Search the data for the word "JSON" and copy every line where it occurs.

==================================================

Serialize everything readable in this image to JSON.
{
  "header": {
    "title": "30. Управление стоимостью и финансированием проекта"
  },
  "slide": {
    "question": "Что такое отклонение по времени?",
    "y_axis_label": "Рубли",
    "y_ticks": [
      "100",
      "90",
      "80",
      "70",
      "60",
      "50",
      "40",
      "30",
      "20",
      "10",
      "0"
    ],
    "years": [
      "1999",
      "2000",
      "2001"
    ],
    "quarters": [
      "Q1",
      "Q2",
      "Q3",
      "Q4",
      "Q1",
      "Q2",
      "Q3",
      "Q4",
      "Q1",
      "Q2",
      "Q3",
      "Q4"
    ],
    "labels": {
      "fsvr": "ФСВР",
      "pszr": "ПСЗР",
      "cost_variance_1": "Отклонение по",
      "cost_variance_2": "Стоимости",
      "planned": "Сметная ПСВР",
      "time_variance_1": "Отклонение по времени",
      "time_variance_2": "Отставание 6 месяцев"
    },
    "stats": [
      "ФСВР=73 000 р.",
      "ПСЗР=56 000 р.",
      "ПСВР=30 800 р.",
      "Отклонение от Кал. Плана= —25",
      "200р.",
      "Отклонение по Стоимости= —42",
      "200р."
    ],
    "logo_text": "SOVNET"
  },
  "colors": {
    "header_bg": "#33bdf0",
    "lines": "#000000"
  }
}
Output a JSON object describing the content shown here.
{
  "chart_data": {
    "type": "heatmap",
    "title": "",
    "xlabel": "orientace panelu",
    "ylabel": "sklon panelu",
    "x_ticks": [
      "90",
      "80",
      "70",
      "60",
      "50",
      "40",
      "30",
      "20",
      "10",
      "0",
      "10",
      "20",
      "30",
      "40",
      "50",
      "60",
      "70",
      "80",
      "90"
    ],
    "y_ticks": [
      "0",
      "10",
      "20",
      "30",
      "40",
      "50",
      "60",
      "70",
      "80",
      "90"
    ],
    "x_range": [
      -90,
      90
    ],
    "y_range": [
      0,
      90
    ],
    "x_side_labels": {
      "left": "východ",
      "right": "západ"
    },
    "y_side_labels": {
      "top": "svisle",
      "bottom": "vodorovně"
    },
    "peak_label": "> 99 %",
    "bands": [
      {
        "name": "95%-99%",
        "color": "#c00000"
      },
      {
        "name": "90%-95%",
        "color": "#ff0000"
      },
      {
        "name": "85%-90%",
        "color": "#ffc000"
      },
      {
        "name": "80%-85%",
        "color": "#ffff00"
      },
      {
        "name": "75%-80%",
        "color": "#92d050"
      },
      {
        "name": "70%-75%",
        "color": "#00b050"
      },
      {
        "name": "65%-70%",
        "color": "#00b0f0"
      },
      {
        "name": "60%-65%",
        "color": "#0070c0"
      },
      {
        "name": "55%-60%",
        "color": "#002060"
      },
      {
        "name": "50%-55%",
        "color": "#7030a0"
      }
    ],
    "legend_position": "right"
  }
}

==================================================

> [Solution to the problem]
Serialize everything readable in this image to JSON.
Output a JSON object describing the content shown here.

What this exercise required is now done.